▸ Records for the task:
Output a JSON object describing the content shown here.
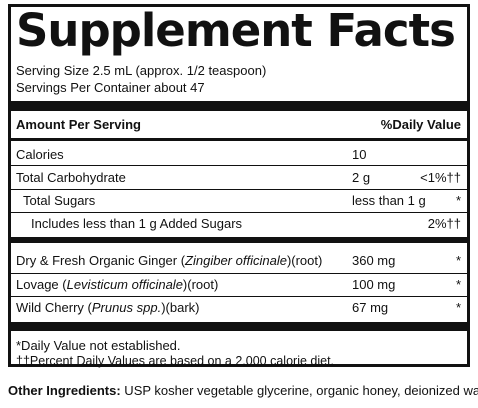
{
  "title": "Supplement Facts",
  "serving_size": "Serving Size 2.5 mL (approx. 1/2 teaspoon)",
  "servings_per_container": "Servings Per Container about 47",
  "header": {
    "amount_label": "Amount Per Serving",
    "dv_label": "%Daily Value"
  },
  "rows": [
    {
      "name": "Calories",
      "amount": "10",
      "dv": ""
    },
    {
      "name": "Total Carbohydrate",
      "amount": "2 g",
      "dv": "<1%††"
    },
    {
      "name": "Total Sugars",
      "amount": "less than 1 g",
      "dv": "*"
    },
    {
      "name": "Includes less than 1 g Added Sugars",
      "amount": "",
      "dv": "2%††"
    }
  ],
  "herbs": [
    {
      "pre": "Dry & Fresh Organic Ginger (",
      "latin": "Zingiber officinale",
      "post": ")(root)",
      "amount": "360 mg",
      "dv": "*"
    },
    {
      "pre": "Lovage (",
      "latin": "Levisticum officinale",
      "post": ")(root)",
      "amount": "100 mg",
      "dv": "*"
    },
    {
      "pre": "Wild Cherry (",
      "latin": "Prunus spp.",
      "post": ")(bark)",
      "amount": "67 mg",
      "dv": "*"
    }
  ],
  "footnotes": {
    "daily_value": "*Daily Value not established.",
    "percent_dv": "††Percent Daily Values are based on a 2,000 calorie diet."
  },
  "other_ingredients": {
    "label": "Other Ingredients:",
    "text": " USP kosher vegetable glycerine, organic honey, deionized water."
  }
}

▸ What is being asked: Leave the images out and output the remaining material exactly as it stands.

▸ Complete output:
Output a JSON object describing the content shown here.
{
  "title": "Supplement Facts",
  "serving_size": "Serving Size 2.5 mL (approx. 1/2 teaspoon)",
  "servings_per_container": "Servings Per Container about 47",
  "header": {
    "amount_label": "Amount Per Serving",
    "dv_label": "%Daily Value"
  },
  "rows": [
    {
      "name": "Calories",
      "amount": "10",
      "dv": ""
    },
    {
      "name": "Total Carbohydrate",
      "amount": "2 g",
      "dv": "<1%††"
    },
    {
      "name": "Total Sugars",
      "amount": "less than 1 g",
      "dv": "*"
    },
    {
      "name": "Includes less than 1 g Added Sugars",
      "amount": "",
      "dv": "2%††"
    }
  ],
  "herbs": [
    {
      "pre": "Dry & Fresh Organic Ginger (",
      "latin": "Zingiber officinale",
      "post": ")(root)",
      "amount": "360 mg",
      "dv": "*"
    },
    {
      "pre": "Lovage (",
      "latin": "Levisticum officinale",
      "post": ")(root)",
      "amount": "100 mg",
      "dv": "*"
    },
    {
      "pre": "Wild Cherry (",
      "latin": "Prunus spp.",
      "post": ")(bark)",
      "amount": "67 mg",
      "dv": "*"
    }
  ],
  "footnotes": {
    "daily_value": "*Daily Value not established.",
    "percent_dv": "††Percent Daily Values are based on a 2,000 calorie diet."
  },
  "other_ingredients": {
    "label": "Other Ingredients:",
    "text": " USP kosher vegetable glycerine, organic honey, deionized water."
  }
}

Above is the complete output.